→ **WHAT YOU NEED TO DO**
Pick up the mailing-list reply about running NAMD over an ethernet-linked cluster after its last sentence and write the next few paragraphs.

RE: Is there any point in running NAMD over an ethernet-linked cluster?

From: Norman Geist (norman.geist_at_uni-greifswald.de)
Date: Thu Apr 16 2015 - 10:39:38 CDT

> -----Original Message-----
> From: owner-namd-l_at_ks.uiuc.edu [mailto:owner-namd-l_at_ks.uiuc.edu] On
> Behalf Of Douglas Houston
> Sent: Thursday, April 16, 2015 12:10 PM
> To: Michael Charlton
> Cc: NAMD list
> Subject: Re: namd-l: Is there any point in running NAMD over an
> ethernet-linked cluster?
>
> Hi Michael,

Hey,

>
> I can't recall off the top of my head what we did to resolve that
> particular issue (I do remember having to switch off firewalls),
> although the thread continues here:
>
> http://www.ks.uiuc.edu/Research//namd/mailing_list/namd-l.2014-
> 2015/0772.html
>
> but I can tell you it was a waste of time anyway as even if you can
> get it to run the speedup you see by running NAMD across multiple
> nodes is nonexistent, if they are linked via a standard ethernet
> network using cheap consumer-grade switches. Others have reported the
> same to me.

This is a question of relation between computing power and network bandwidth
(and latency).
I couldn't get what type of ethernet hardware you guys are actually talking
about, is it fast-ethernet 100Mbit/s or Gigabit 1000Mbit/s (aka 1Gbit/s).
With 1Gbit/s-Ethernet you CAN get a useful scaling, but as already
mentioned, only if the relation to the computing power of the nodes allows
it.

>
> It's probably related to latency; NAMD appears to have strict network
> hardware requirements that are not actually published.

This is not true. NAMD actually doesn't have "special", "strict" or
relatively "high" requirements regarding the node interconnect and scales
quite well also on cheap commodity clusters and Gigabit. Parallel scaling
needs to be understood in general here, see Amdahls law.

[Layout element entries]
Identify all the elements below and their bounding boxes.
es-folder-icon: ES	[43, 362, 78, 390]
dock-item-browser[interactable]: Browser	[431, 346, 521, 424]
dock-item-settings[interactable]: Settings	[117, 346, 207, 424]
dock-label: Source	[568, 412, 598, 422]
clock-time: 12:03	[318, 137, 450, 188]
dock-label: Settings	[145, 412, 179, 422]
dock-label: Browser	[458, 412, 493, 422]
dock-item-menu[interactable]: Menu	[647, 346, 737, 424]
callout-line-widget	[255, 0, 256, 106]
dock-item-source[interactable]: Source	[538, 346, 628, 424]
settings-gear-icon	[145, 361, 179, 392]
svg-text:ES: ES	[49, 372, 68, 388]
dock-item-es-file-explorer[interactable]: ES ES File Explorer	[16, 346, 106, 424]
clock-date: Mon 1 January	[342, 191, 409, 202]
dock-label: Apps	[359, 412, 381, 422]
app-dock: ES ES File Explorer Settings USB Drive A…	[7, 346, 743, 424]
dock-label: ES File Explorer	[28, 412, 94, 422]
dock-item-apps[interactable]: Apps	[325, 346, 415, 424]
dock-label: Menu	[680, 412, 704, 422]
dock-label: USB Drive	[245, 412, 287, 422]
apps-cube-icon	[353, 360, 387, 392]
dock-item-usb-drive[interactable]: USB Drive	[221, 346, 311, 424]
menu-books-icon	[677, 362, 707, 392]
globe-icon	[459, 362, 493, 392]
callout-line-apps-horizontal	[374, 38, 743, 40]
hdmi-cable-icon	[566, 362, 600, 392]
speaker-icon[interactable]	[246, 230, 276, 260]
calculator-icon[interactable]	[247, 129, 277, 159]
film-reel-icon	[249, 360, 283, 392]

--

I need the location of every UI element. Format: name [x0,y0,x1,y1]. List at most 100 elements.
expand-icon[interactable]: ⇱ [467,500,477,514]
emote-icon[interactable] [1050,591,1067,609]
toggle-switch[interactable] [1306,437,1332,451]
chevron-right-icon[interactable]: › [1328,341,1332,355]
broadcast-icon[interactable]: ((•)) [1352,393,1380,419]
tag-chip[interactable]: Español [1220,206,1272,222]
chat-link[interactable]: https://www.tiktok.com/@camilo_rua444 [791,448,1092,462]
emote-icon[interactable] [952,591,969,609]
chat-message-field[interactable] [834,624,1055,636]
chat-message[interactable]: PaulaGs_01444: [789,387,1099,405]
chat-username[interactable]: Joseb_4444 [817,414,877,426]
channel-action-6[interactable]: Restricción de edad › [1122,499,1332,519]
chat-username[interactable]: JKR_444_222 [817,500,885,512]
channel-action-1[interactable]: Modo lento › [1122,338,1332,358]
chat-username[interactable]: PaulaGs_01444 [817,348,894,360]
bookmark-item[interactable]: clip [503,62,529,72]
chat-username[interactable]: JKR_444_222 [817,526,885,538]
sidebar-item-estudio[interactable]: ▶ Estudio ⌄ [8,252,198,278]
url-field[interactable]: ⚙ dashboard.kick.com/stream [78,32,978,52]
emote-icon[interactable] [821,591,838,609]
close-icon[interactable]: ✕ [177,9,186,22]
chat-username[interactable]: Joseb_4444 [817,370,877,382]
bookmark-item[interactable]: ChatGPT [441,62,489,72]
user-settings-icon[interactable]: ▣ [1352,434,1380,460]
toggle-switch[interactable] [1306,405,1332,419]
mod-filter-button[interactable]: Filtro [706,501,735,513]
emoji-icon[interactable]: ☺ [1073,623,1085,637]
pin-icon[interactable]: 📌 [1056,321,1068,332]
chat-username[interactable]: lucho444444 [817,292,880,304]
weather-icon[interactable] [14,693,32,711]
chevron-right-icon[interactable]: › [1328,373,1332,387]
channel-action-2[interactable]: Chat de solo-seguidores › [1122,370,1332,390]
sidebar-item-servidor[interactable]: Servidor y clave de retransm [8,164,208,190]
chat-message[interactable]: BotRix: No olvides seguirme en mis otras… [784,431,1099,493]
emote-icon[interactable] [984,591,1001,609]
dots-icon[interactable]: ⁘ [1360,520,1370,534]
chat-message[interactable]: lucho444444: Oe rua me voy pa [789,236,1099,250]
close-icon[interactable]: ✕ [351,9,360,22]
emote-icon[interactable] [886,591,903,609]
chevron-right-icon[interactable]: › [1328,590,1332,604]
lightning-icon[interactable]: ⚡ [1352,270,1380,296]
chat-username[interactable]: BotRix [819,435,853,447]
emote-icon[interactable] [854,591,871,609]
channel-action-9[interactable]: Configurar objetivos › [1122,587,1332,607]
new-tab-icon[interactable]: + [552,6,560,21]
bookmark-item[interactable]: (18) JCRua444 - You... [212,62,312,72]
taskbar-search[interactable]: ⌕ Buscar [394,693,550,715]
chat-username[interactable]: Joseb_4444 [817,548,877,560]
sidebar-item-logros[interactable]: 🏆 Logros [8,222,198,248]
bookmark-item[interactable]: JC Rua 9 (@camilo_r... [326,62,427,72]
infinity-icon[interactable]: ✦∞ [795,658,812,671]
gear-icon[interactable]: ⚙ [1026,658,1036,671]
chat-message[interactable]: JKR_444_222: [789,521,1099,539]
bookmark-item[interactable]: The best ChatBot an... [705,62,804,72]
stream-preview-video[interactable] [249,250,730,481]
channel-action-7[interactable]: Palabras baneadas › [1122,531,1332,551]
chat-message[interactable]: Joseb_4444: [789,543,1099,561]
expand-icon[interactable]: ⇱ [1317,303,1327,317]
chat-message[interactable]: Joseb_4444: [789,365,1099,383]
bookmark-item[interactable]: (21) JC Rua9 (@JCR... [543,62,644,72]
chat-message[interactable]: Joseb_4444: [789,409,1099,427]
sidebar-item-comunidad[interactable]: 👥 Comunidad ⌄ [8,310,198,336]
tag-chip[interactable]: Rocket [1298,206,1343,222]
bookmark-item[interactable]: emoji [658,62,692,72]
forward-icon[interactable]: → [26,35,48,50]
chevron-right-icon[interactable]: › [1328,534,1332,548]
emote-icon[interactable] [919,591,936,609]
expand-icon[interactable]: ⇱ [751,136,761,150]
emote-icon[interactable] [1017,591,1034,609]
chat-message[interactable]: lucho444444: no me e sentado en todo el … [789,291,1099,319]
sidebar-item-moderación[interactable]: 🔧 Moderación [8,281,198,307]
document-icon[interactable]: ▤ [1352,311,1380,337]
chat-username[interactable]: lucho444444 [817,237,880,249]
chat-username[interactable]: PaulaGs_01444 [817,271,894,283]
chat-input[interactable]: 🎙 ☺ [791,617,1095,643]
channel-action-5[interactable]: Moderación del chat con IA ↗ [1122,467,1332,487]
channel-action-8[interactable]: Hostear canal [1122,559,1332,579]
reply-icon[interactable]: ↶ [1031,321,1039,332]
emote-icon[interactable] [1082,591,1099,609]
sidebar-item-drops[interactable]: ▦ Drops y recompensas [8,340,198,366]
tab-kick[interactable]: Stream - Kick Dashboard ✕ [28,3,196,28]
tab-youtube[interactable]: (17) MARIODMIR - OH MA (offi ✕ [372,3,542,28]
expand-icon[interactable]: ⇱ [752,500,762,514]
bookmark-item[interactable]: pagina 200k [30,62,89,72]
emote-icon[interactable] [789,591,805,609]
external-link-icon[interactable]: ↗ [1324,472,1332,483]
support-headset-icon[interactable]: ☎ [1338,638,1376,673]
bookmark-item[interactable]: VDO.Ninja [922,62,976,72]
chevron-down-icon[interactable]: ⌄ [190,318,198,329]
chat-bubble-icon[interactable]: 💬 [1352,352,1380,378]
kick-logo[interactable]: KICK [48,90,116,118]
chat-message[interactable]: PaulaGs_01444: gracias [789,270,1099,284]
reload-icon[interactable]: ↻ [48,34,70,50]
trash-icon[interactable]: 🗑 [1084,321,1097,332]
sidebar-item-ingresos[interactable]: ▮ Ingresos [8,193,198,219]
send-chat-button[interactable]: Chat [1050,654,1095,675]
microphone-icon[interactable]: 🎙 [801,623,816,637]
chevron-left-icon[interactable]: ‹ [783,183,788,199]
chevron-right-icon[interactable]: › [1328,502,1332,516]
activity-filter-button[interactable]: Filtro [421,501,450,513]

→ **EXERCISE RESULT**
>
> This is the case for a single simulation; things like REMD might work
> better.
>

Agree, as the individual replicas will run on their small piece of cluster,
so requires less network bandwidth.

> cheers,
> Doug
>
>
> Quoting Michael Charlton <michael.charlton_at_inhibox.com> on Thu, 16 Apr
> 2015 09:37:29 +0100:
>
> > Hi Douglas,
> > I have been following your problem with getting NAMD running in
> > parallel on
> > http://www.ks.uiuc.edu/Research/namd/mailing_list/namd-l.2013-
> 2014/2687.html
> > It seems that I have an identical problem and I cannot see a final
> > resolution on this thread. Can you tell me if you managed to get it
> > working and what your solution was ?
> > (I am running on a Centos/Rocks cluster where my file space is
> > shared between all nodes and hence they are all trying to read the
> > same ssh keys which seems to cause the clash).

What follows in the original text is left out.